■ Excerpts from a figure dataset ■

↓↓↓

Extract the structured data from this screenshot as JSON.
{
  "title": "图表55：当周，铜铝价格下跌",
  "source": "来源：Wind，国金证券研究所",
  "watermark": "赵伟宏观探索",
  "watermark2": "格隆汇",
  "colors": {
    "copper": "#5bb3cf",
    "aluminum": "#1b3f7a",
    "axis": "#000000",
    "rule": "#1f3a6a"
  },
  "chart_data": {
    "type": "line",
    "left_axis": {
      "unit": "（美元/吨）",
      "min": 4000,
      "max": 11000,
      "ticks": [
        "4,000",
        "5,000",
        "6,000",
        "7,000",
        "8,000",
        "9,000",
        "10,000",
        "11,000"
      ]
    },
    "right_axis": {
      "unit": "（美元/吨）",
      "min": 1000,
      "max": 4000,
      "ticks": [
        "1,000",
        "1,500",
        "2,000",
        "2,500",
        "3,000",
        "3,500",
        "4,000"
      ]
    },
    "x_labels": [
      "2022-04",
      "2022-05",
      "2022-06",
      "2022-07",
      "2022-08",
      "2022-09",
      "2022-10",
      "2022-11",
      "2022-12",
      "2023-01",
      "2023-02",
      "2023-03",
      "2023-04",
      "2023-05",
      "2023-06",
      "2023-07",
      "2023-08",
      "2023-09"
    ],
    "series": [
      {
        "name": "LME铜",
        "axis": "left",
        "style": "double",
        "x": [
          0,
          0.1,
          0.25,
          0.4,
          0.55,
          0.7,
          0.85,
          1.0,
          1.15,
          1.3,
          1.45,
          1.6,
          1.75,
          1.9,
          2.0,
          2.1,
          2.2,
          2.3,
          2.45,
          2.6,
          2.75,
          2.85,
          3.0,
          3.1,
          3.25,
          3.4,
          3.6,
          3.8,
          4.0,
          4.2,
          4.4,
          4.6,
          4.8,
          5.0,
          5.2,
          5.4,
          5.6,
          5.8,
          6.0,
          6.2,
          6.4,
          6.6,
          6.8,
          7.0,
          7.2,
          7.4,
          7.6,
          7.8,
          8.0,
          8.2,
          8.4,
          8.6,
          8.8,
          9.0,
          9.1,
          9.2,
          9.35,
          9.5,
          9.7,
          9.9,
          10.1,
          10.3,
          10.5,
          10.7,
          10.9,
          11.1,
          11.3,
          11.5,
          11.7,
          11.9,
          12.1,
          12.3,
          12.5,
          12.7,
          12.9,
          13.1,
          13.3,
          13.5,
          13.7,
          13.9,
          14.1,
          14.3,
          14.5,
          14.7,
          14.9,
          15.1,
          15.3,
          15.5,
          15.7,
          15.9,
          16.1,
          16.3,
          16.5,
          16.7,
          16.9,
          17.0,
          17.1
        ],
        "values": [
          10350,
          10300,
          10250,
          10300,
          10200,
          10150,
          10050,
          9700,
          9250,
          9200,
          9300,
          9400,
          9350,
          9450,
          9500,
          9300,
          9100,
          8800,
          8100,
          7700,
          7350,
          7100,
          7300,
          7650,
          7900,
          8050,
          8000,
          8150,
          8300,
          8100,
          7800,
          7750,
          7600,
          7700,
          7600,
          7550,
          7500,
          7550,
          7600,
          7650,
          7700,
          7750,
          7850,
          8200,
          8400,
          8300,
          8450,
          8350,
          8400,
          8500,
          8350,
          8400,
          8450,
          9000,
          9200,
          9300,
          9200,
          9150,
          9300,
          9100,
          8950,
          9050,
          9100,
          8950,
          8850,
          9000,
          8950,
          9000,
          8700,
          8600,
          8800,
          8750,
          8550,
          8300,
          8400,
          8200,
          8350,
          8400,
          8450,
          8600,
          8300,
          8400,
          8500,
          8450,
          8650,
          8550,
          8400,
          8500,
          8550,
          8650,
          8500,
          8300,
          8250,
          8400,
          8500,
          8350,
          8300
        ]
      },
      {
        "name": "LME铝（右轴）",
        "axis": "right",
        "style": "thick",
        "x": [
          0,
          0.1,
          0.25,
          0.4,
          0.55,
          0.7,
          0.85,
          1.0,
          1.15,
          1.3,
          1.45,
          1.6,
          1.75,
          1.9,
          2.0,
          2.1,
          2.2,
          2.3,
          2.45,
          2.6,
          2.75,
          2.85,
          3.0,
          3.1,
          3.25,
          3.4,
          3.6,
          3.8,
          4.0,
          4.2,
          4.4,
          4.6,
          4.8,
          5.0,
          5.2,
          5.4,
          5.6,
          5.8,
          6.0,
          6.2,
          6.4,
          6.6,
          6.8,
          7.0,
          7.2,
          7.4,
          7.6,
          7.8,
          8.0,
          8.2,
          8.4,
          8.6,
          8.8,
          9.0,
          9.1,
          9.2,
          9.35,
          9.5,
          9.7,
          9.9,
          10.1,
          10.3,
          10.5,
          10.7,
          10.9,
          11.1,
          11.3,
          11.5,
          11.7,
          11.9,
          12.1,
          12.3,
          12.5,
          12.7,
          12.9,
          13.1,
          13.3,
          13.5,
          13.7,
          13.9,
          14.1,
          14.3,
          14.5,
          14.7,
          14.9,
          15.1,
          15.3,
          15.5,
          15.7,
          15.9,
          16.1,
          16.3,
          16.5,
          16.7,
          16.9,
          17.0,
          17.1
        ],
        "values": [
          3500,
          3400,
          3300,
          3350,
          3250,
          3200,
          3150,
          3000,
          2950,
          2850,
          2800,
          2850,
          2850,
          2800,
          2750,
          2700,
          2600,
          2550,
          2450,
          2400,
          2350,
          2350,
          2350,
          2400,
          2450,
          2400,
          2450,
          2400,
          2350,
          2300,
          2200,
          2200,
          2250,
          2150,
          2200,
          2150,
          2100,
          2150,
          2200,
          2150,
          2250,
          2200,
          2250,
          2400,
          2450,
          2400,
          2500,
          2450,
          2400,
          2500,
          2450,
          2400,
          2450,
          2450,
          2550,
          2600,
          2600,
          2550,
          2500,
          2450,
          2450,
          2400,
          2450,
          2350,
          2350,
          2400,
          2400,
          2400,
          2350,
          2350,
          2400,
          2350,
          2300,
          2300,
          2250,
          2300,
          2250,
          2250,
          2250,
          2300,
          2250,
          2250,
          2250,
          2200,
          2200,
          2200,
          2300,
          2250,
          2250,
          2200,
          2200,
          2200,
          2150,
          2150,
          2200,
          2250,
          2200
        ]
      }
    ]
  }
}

↑↑↑

■ INSTRUCTIONS FOR THE TASK ■
Return the entries above exactly as they appear.

■ EXPECTED ANSWER ■
Extract the structured data from this screenshot as JSON.
{
  "title": "图表55：当周，铜铝价格下跌",
  "source": "来源：Wind，国金证券研究所",
  "watermark": "赵伟宏观探索",
  "watermark2": "格隆汇",
  "colors": {
    "copper": "#5bb3cf",
    "aluminum": "#1b3f7a",
    "axis": "#000000",
    "rule": "#1f3a6a"
  },
  "chart_data": {
    "type": "line",
    "left_axis": {
      "unit": "（美元/吨）",
      "min": 4000,
      "max": 11000,
      "ticks": [
        "4,000",
        "5,000",
        "6,000",
        "7,000",
        "8,000",
        "9,000",
        "10,000",
        "11,000"
      ]
    },
    "right_axis": {
      "unit": "（美元/吨）",
      "min": 1000,
      "max": 4000,
      "ticks": [
        "1,000",
        "1,500",
        "2,000",
        "2,500",
        "3,000",
        "3,500",
        "4,000"
      ]
    },
    "x_labels": [
      "2022-04",
      "2022-05",
      "2022-06",
      "2022-07",
      "2022-08",
      "2022-09",
      "2022-10",
      "2022-11",
      "2022-12",
      "2023-01",
      "2023-02",
      "2023-03",
      "2023-04",
      "2023-05",
      "2023-06",
      "2023-07",
      "2023-08",
      "2023-09"
    ],
    "series": [
      {
        "name": "LME铜",
        "axis": "left",
        "style": "double",
        "x": [
          0,
          0.1,
          0.25,
          0.4,
          0.55,
          0.7,
          0.85,
          1.0,
          1.15,
          1.3,
          1.45,
          1.6,
          1.75,
          1.9,
          2.0,
          2.1,
          2.2,
          2.3,
          2.45,
          2.6,
          2.75,
          2.85,
          3.0,
          3.1,
          3.25,
          3.4,
          3.6,
          3.8,
          4.0,
          4.2,
          4.4,
          4.6,
          4.8,
          5.0,
          5.2,
          5.4,
          5.6,
          5.8,
          6.0,
          6.2,
          6.4,
          6.6,
          6.8,
          7.0,
          7.2,
          7.4,
          7.6,
          7.8,
          8.0,
          8.2,
          8.4,
          8.6,
          8.8,
          9.0,
          9.1,
          9.2,
          9.35,
          9.5,
          9.7,
          9.9,
          10.1,
          10.3,
          10.5,
          10.7,
          10.9,
          11.1,
          11.3,
          11.5,
          11.7,
          11.9,
          12.1,
          12.3,
          12.5,
          12.7,
          12.9,
          13.1,
          13.3,
          13.5,
          13.7,
          13.9,
          14.1,
          14.3,
          14.5,
          14.7,
          14.9,
          15.1,
          15.3,
          15.5,
          15.7,
          15.9,
          16.1,
          16.3,
          16.5,
          16.7,
          16.9,
          17.0,
          17.1
        ],
        "values": [
          10350,
          10300,
          10250,
          10300,
          10200,
          10150,
          10050,
          9700,
          9250,
          9200,
          9300,
          9400,
          9350,
          9450,
          9500,
          9300,
          9100,
          8800,
          8100,
          7700,
          7350,
          7100,
          7300,
          7650,
          7900,
          8050,
          8000,
          8150,
          8300,
          8100,
          7800,
          7750,
          7600,
          7700,
          7600,
          7550,
          7500,
          7550,
          7600,
          7650,
          7700,
          7750,
          7850,
          8200,
          8400,
          8300,
          8450,
          8350,
          8400,
          8500,
          8350,
          8400,
          8450,
          9000,
          9200,
          9300,
          9200,
          9150,
          9300,
          9100,
          8950,
          9050,
          9100,
          8950,
          8850,
          9000,
          8950,
          9000,
          8700,
          8600,
          8800,
          8750,
          8550,
          8300,
          8400,
          8200,
          8350,
          8400,
          8450,
          8600,
          8300,
          8400,
          8500,
          8450,
          8650,
          8550,
          8400,
          8500,
          8550,
          8650,
          8500,
          8300,
          8250,
          8400,
          8500,
          8350,
          8300
        ]
      },
      {
        "name": "LME铝（右轴）",
        "axis": "right",
        "style": "thick",
        "x": [
          0,
          0.1,
          0.25,
          0.4,
          0.55,
          0.7,
          0.85,
          1.0,
          1.15,
          1.3,
          1.45,
          1.6,
          1.75,
          1.9,
          2.0,
          2.1,
          2.2,
          2.3,
          2.45,
          2.6,
          2.75,
          2.85,
          3.0,
          3.1,
          3.25,
          3.4,
          3.6,
          3.8,
          4.0,
          4.2,
          4.4,
          4.6,
          4.8,
          5.0,
          5.2,
          5.4,
          5.6,
          5.8,
          6.0,
          6.2,
          6.4,
          6.6,
          6.8,
          7.0,
          7.2,
          7.4,
          7.6,
          7.8,
          8.0,
          8.2,
          8.4,
          8.6,
          8.8,
          9.0,
          9.1,
          9.2,
          9.35,
          9.5,
          9.7,
          9.9,
          10.1,
          10.3,
          10.5,
          10.7,
          10.9,
          11.1,
          11.3,
          11.5,
          11.7,
          11.9,
          12.1,
          12.3,
          12.5,
          12.7,
          12.9,
          13.1,
          13.3,
          13.5,
          13.7,
          13.9,
          14.1,
          14.3,
          14.5,
          14.7,
          14.9,
          15.1,
          15.3,
          15.5,
          15.7,
          15.9,
          16.1,
          16.3,
          16.5,
          16.7,
          16.9,
          17.0,
          17.1
        ],
        "values": [
          3500,
          3400,
          3300,
          3350,
          3250,
          3200,
          3150,
          3000,
          2950,
          2850,
          2800,
          2850,
          2850,
          2800,
          2750,
          2700,
          2600,
          2550,
          2450,
          2400,
          2350,
          2350,
          2350,
          2400,
          2450,
          2400,
          2450,
          2400,
          2350,
          2300,
          2200,
          2200,
          2250,
          2150,
          2200,
          2150,
          2100,
          2150,
          2200,
          2150,
          2250,
          2200,
          2250,
          2400,
          2450,
          2400,
          2500,
          2450,
          2400,
          2500,
          2450,
          2400,
          2450,
          2450,
          2550,
          2600,
          2600,
          2550,
          2500,
          2450,
          2450,
          2400,
          2450,
          2350,
          2350,
          2400,
          2400,
          2400,
          2350,
          2350,
          2400,
          2350,
          2300,
          2300,
          2250,
          2300,
          2250,
          2250,
          2250,
          2300,
          2250,
          2250,
          2250,
          2200,
          2200,
          2200,
          2300,
          2250,
          2250,
          2200,
          2200,
          2200,
          2150,
          2150,
          2200,
          2250,
          2200
        ]
      }
    ]
  }
}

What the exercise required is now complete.